• **MATERIAL SUPPLIED**:
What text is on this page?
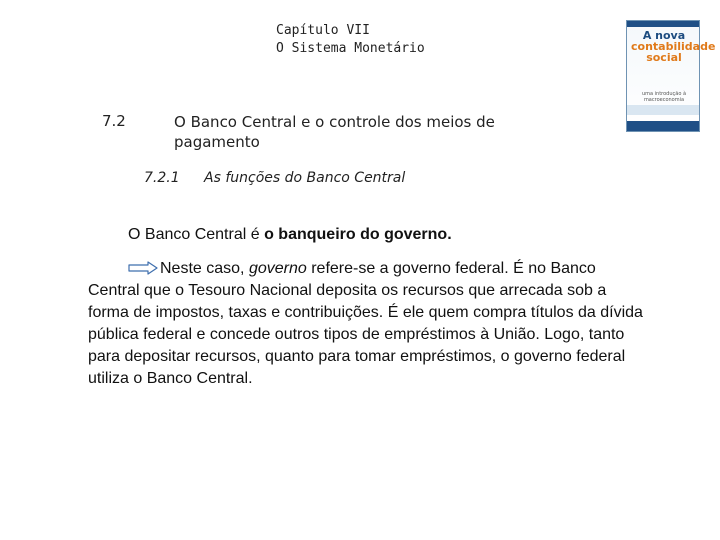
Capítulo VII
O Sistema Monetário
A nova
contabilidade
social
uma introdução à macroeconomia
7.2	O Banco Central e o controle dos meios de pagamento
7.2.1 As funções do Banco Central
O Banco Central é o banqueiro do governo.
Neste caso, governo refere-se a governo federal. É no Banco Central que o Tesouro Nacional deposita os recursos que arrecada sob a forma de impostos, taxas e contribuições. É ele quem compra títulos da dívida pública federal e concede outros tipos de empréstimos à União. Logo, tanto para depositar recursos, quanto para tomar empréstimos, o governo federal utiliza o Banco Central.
---
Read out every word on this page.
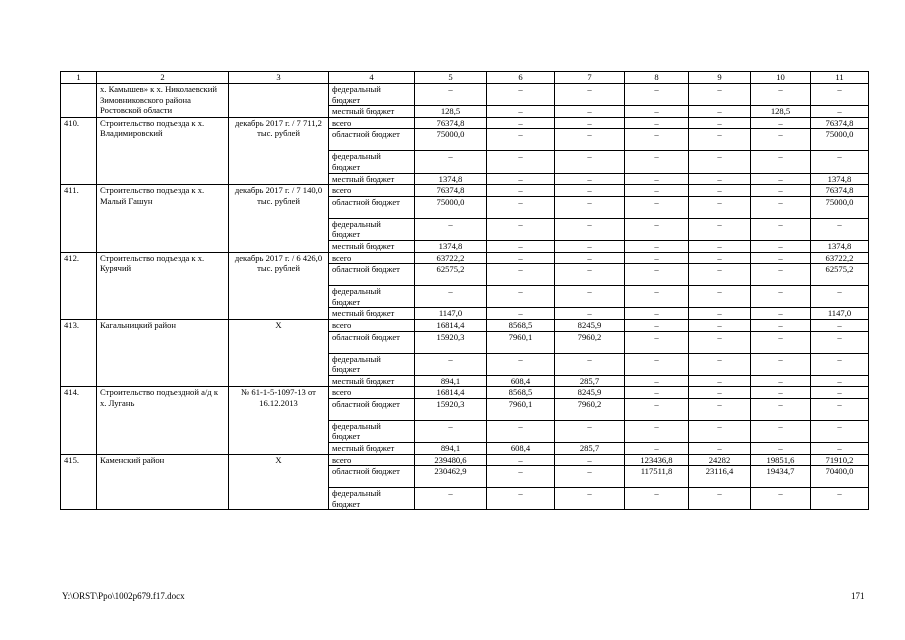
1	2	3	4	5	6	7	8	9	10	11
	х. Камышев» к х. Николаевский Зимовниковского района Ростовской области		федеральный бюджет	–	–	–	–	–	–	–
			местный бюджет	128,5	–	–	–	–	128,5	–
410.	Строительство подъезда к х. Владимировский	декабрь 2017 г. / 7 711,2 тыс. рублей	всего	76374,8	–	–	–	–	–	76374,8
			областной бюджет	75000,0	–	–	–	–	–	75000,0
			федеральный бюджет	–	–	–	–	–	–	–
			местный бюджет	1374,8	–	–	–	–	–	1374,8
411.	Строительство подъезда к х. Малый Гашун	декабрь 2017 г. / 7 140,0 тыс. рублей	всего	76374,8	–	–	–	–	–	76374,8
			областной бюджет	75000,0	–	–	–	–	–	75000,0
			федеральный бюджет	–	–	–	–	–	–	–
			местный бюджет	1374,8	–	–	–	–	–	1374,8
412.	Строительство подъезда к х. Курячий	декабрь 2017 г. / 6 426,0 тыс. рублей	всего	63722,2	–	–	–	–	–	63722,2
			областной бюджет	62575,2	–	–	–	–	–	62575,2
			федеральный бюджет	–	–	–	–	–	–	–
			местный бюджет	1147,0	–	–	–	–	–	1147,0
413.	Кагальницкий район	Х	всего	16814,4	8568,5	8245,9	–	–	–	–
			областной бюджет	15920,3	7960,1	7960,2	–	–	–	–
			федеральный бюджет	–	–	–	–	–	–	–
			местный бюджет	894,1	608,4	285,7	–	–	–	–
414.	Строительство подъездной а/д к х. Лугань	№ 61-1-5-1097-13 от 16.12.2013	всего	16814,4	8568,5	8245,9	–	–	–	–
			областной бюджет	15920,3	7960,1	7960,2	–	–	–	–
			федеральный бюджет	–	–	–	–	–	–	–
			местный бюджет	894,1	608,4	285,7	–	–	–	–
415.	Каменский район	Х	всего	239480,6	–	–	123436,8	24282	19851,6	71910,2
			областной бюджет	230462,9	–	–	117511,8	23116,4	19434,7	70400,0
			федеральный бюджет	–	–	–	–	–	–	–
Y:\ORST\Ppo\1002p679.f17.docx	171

• **TASK DESCRIPTION**:
Take every line above carrying "Banco" and return it.

• **WRITTEN ANSWER**:
7.2	O Banco Central e o controle dos meios de pagamento
7.2.1 As funções do Banco Central
O Banco Central é o banqueiro do governo.
Neste caso, governo refere-se a governo federal. É no Banco Central que o Tesouro Nacional deposita os recursos que arrecada sob a forma de impostos, taxas e contribuições. É ele quem compra títulos da dívida pública federal e concede outros tipos de empréstimos à União. Logo, tanto para depositar recursos, quanto para tomar empréstimos, o governo federal utiliza o Banco Central.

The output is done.